WRITTEN INSTRUCTION ▸
Pull each line holding "stove" out of the entries below.

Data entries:
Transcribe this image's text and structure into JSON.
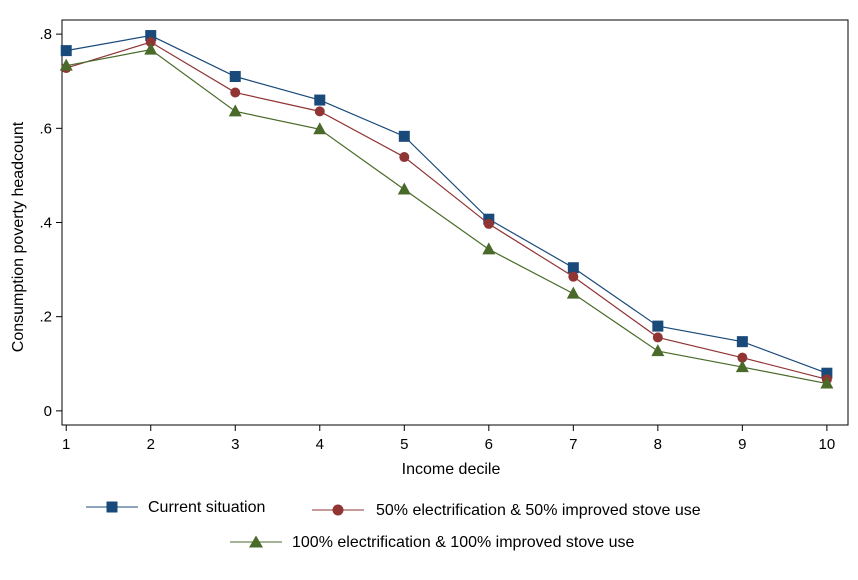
{
  "chart_data": {
    "type": "line",
    "xlabel": "Income decile",
    "ylabel": "Consumption poverty headcount",
    "x": [
      1,
      2,
      3,
      4,
      5,
      6,
      7,
      8,
      9,
      10
    ],
    "xlim": [
      0.95,
      10.25
    ],
    "ylim": [
      -0.03,
      0.83
    ],
    "xticks": [
      1,
      2,
      3,
      4,
      5,
      6,
      7,
      8,
      9,
      10
    ],
    "yticks": [
      0,
      0.2,
      0.4,
      0.6,
      0.8
    ],
    "ytick_labels": [
      "0",
      ".2",
      ".4",
      ".6",
      ".8"
    ],
    "grid": false,
    "legend_position": "bottom",
    "series": [
      {
        "name": "Current situation",
        "color": "#1a4a7a",
        "marker": "square",
        "values": [
          0.765,
          0.797,
          0.71,
          0.66,
          0.583,
          0.407,
          0.304,
          0.18,
          0.147,
          0.08
        ]
      },
      {
        "name": "50% electrification & 50% improved stove use",
        "color": "#903434",
        "marker": "circle",
        "values": [
          0.728,
          0.783,
          0.676,
          0.636,
          0.539,
          0.397,
          0.285,
          0.156,
          0.113,
          0.067
        ]
      },
      {
        "name": "100% electrification & 100% improved stove use",
        "color": "#4a6a2a",
        "marker": "triangle",
        "values": [
          0.733,
          0.767,
          0.636,
          0.598,
          0.47,
          0.343,
          0.249,
          0.127,
          0.093,
          0.058
        ]
      }
    ]
  }
}
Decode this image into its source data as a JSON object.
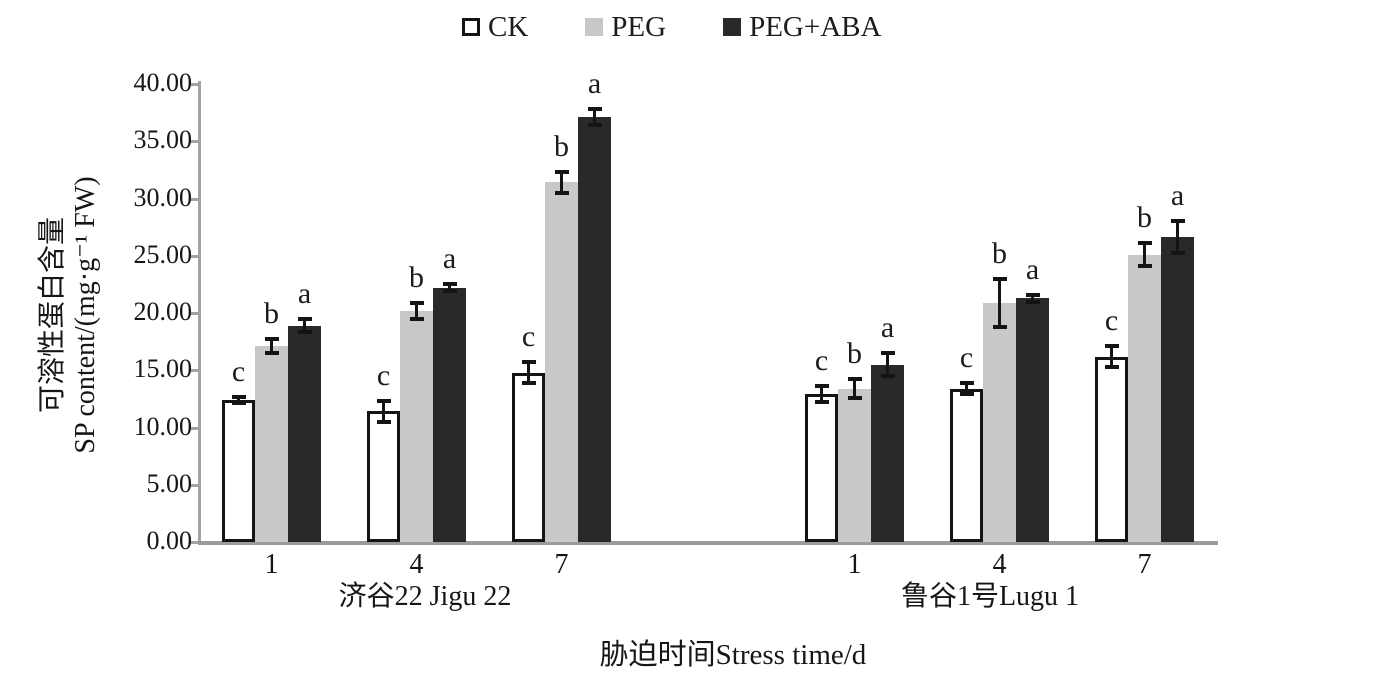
{
  "figure": {
    "xlabel": "胁迫时间Stress time/d",
    "ylabel_line1": "可溶性蛋白含量",
    "ylabel_line2": "SP content/(mg·g⁻¹ FW)"
  },
  "colors": {
    "axis": "#a3a3a3",
    "baseline": "#9b9b9b",
    "text": "#161616",
    "error_bar": "#141414",
    "ck_fill": "#ffffff",
    "ck_stroke": "#141414",
    "peg_fill": "#c7c8ca",
    "peg_aba_fill": "#2a282a"
  },
  "chart_data": {
    "type": "bar",
    "title": "",
    "xlabel": "胁迫时间Stress time/d",
    "ylabel": "可溶性蛋白含量 SP content/(mg·g⁻¹ FW)",
    "ylim": [
      0,
      40
    ],
    "ytick_interval": 5,
    "ytick_labels": [
      "0.00",
      "5.00",
      "10.00",
      "15.00",
      "20.00",
      "25.00",
      "30.00",
      "35.00",
      "40.00"
    ],
    "grid": false,
    "legend_position": "top-center",
    "error_bars": true,
    "series": [
      {
        "name": "CK",
        "fill": "#ffffff",
        "stroke": "#141414"
      },
      {
        "name": "PEG",
        "fill": "#c7c8ca",
        "stroke": "#c7c8ca"
      },
      {
        "name": "PEG+ABA",
        "fill": "#2a282a",
        "stroke": "#2a282a"
      }
    ],
    "varieties": [
      {
        "label": "济谷22 Jigu 22",
        "groups": [
          {
            "time": "1",
            "bars": [
              {
                "series": "CK",
                "value": 12.4,
                "error": 0.3,
                "letter": "c"
              },
              {
                "series": "PEG",
                "value": 17.1,
                "error": 0.6,
                "letter": "b"
              },
              {
                "series": "PEG+ABA",
                "value": 18.9,
                "error": 0.6,
                "letter": "a"
              }
            ]
          },
          {
            "time": "4",
            "bars": [
              {
                "series": "CK",
                "value": 11.4,
                "error": 0.9,
                "letter": "c"
              },
              {
                "series": "PEG",
                "value": 20.2,
                "error": 0.7,
                "letter": "b"
              },
              {
                "series": "PEG+ABA",
                "value": 22.2,
                "error": 0.3,
                "letter": "a"
              }
            ]
          },
          {
            "time": "7",
            "bars": [
              {
                "series": "CK",
                "value": 14.8,
                "error": 0.9,
                "letter": "c"
              },
              {
                "series": "PEG",
                "value": 31.4,
                "error": 0.9,
                "letter": "b"
              },
              {
                "series": "PEG+ABA",
                "value": 37.1,
                "error": 0.7,
                "letter": "a"
              }
            ]
          }
        ]
      },
      {
        "label": "鲁谷1号Lugu 1",
        "groups": [
          {
            "time": "1",
            "bars": [
              {
                "series": "CK",
                "value": 12.9,
                "error": 0.7,
                "letter": "c"
              },
              {
                "series": "PEG",
                "value": 13.4,
                "error": 0.8,
                "letter": "b"
              },
              {
                "series": "PEG+ABA",
                "value": 15.5,
                "error": 1.0,
                "letter": "a"
              }
            ]
          },
          {
            "time": "4",
            "bars": [
              {
                "series": "CK",
                "value": 13.4,
                "error": 0.5,
                "letter": "c"
              },
              {
                "series": "PEG",
                "value": 20.9,
                "error": 2.1,
                "letter": "b"
              },
              {
                "series": "PEG+ABA",
                "value": 21.3,
                "error": 0.3,
                "letter": "a"
              }
            ]
          },
          {
            "time": "7",
            "bars": [
              {
                "series": "CK",
                "value": 16.2,
                "error": 0.9,
                "letter": "c"
              },
              {
                "series": "PEG",
                "value": 25.1,
                "error": 1.0,
                "letter": "b"
              },
              {
                "series": "PEG+ABA",
                "value": 26.6,
                "error": 1.4,
                "letter": "a"
              }
            ]
          }
        ]
      }
    ]
  }
}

COMPLETED TASK ▸
        "name": "50% electrification & 50% improved stove use",
        "name": "100% electrification & 100% improved stove use",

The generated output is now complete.